[Record set]

* * *

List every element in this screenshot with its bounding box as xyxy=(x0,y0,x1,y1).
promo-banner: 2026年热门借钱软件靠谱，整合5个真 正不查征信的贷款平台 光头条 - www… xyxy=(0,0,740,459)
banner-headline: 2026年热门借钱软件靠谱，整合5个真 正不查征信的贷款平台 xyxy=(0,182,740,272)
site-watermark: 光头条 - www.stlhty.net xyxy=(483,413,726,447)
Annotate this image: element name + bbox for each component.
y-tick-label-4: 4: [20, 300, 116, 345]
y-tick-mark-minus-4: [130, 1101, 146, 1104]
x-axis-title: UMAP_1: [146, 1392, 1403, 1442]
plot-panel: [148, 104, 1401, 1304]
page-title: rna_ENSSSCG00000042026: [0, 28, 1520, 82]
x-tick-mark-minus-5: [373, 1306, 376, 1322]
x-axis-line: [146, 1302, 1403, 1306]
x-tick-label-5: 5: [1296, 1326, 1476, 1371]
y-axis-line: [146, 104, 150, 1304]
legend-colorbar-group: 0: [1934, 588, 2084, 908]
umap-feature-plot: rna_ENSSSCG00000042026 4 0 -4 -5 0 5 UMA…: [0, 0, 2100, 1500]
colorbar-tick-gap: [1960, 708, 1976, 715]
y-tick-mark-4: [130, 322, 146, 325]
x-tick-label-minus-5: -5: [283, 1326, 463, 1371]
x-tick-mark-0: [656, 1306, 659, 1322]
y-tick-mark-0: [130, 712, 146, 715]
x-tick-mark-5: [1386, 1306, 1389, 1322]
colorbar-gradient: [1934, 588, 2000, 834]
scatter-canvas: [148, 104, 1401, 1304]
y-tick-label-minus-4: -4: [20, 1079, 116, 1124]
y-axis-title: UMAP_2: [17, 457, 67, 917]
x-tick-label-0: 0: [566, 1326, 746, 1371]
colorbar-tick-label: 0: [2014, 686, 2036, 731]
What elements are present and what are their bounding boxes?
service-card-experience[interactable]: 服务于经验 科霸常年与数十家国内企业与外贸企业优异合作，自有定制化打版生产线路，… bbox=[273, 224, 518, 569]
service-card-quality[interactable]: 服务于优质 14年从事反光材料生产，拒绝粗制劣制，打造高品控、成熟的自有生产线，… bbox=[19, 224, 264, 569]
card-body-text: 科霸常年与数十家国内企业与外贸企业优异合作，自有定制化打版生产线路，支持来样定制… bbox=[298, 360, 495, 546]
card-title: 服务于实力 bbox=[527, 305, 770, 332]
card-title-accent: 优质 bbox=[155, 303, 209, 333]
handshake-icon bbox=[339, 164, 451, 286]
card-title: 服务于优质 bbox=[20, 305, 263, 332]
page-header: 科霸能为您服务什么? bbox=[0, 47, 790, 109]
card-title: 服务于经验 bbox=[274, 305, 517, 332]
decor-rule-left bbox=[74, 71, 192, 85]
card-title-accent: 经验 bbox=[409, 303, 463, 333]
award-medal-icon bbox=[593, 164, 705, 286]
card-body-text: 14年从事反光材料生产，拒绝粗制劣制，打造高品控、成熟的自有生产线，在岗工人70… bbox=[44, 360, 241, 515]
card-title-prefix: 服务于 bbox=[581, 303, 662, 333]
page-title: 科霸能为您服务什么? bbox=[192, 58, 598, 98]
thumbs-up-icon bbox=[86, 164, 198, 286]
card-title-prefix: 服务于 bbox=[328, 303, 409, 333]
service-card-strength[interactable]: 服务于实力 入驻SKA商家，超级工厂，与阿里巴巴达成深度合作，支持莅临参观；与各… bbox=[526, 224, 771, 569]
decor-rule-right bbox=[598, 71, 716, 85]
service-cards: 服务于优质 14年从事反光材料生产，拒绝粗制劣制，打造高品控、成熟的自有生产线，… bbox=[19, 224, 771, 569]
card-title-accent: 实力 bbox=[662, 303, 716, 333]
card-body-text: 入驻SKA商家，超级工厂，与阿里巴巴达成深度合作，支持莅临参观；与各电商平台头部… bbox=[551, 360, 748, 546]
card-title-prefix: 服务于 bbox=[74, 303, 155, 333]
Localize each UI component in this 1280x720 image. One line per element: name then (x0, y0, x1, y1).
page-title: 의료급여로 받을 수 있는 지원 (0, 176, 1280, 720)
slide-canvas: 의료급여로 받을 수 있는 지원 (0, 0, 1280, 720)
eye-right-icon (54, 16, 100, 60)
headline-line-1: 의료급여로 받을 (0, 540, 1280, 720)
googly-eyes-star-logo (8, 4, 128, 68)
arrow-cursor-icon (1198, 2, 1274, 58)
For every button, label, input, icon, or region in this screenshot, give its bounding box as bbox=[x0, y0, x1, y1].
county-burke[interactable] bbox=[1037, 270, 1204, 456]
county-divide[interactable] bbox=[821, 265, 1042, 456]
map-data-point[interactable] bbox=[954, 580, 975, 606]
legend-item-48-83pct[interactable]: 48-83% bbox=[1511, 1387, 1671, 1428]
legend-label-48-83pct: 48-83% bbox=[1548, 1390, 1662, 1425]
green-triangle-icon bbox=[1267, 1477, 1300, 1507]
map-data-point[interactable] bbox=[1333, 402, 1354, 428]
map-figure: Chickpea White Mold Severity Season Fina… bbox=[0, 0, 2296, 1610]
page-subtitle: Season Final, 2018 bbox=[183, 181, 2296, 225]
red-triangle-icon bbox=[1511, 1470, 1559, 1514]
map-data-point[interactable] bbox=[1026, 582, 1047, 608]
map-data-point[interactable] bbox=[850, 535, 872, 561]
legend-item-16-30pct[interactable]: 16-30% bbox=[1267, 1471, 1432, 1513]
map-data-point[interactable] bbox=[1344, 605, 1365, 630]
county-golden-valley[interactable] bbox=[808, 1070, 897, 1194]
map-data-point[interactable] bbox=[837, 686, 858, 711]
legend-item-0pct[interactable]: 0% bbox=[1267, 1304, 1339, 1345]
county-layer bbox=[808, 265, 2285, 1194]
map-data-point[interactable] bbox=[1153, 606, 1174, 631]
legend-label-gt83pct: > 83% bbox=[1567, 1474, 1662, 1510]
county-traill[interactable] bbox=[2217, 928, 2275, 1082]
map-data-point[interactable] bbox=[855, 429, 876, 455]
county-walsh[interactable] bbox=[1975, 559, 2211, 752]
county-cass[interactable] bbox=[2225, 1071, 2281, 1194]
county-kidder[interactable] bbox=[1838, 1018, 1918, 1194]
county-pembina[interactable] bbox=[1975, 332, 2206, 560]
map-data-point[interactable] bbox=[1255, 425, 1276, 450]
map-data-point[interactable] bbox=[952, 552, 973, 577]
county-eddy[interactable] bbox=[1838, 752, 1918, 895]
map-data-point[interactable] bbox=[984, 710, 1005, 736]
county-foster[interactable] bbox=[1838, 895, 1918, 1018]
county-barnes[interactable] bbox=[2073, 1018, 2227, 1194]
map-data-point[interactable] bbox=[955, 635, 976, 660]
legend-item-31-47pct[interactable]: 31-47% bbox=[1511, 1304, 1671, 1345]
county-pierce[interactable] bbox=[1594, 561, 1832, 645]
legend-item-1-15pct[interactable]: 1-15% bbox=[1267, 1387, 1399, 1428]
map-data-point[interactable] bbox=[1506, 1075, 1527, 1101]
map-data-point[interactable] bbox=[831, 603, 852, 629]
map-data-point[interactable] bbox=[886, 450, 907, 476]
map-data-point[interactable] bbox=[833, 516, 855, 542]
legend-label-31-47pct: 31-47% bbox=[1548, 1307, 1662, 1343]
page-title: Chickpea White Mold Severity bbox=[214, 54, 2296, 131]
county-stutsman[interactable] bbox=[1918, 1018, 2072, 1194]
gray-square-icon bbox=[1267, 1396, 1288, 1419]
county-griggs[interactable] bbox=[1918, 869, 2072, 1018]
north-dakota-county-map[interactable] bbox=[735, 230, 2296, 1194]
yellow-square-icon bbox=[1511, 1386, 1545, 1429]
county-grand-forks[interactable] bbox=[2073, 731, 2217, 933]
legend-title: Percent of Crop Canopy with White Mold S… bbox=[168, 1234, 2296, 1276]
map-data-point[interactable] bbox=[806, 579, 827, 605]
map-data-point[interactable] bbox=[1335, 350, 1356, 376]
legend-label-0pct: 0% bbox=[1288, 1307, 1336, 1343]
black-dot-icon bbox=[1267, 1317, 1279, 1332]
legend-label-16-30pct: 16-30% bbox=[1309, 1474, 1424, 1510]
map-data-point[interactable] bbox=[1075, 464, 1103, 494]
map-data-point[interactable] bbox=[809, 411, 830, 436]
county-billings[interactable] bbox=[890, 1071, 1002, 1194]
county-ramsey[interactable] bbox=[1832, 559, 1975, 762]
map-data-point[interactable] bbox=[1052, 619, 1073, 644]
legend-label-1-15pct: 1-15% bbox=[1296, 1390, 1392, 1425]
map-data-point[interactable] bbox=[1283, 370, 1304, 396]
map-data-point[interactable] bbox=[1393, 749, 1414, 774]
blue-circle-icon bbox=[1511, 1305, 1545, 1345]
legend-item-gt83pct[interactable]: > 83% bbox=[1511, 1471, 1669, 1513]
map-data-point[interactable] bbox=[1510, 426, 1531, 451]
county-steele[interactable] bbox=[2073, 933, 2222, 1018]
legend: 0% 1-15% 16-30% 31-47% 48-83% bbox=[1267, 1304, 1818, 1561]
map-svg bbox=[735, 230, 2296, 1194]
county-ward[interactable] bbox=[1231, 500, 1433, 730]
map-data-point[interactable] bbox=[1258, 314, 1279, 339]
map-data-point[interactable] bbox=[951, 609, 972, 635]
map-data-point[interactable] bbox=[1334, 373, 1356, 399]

* * *

[Work to be completed] In the rows from the start through the line containing "card-title-accent: 优质 bbox=[155, 303, 209, 333]", change "scatter-canvas" to "point-canvas". Write out only those lines and leave everything else in them unchanged.

[Reply]
List every element in this screenshot with its bounding box as xyxy=(x0,y0,x1,y1).
promo-banner: 2026年热门借钱软件靠谱，整合5个真 正不查征信的贷款平台 光头条 - www… xyxy=(0,0,740,459)
banner-headline: 2026年热门借钱软件靠谱，整合5个真 正不查征信的贷款平台 xyxy=(0,182,740,272)
site-watermark: 光头条 - www.stlhty.net xyxy=(483,413,726,447)
Annotate this image: element name + bbox for each component.
y-tick-label-4: 4: [20, 300, 116, 345]
y-tick-mark-minus-4: [130, 1101, 146, 1104]
x-axis-title: UMAP_1: [146, 1392, 1403, 1442]
plot-panel: [148, 104, 1401, 1304]
page-title: rna_ENSSSCG00000042026: [0, 28, 1520, 82]
x-tick-mark-minus-5: [373, 1306, 376, 1322]
x-axis-line: [146, 1302, 1403, 1306]
x-tick-label-5: 5: [1296, 1326, 1476, 1371]
y-axis-line: [146, 104, 150, 1304]
legend-colorbar-group: 0: [1934, 588, 2084, 908]
umap-feature-plot: rna_ENSSSCG00000042026 4 0 -4 -5 0 5 UMA…: [0, 0, 2100, 1500]
colorbar-tick-gap: [1960, 708, 1976, 715]
y-tick-mark-4: [130, 322, 146, 325]
x-tick-label-minus-5: -5: [283, 1326, 463, 1371]
x-tick-mark-0: [656, 1306, 659, 1322]
y-tick-mark-0: [130, 712, 146, 715]
x-tick-mark-5: [1386, 1306, 1389, 1322]
colorbar-gradient: [1934, 588, 2000, 834]
point-canvas: [148, 104, 1401, 1304]
y-tick-label-minus-4: -4: [20, 1079, 116, 1124]
y-axis-title: UMAP_2: [17, 457, 67, 917]
x-tick-label-0: 0: [566, 1326, 746, 1371]
colorbar-tick-label: 0: [2014, 686, 2036, 731]
What elements are present and what are their bounding boxes?
service-card-experience[interactable]: 服务于经验 科霸常年与数十家国内企业与外贸企业优异合作，自有定制化打版生产线路，… bbox=[273, 224, 518, 569]
service-card-quality[interactable]: 服务于优质 14年从事反光材料生产，拒绝粗制劣制，打造高品控、成熟的自有生产线，… bbox=[19, 224, 264, 569]
card-body-text: 科霸常年与数十家国内企业与外贸企业优异合作，自有定制化打版生产线路，支持来样定制… bbox=[298, 360, 495, 546]
card-title: 服务于实力 bbox=[527, 305, 770, 332]
card-title-accent: 优质 bbox=[155, 303, 209, 333]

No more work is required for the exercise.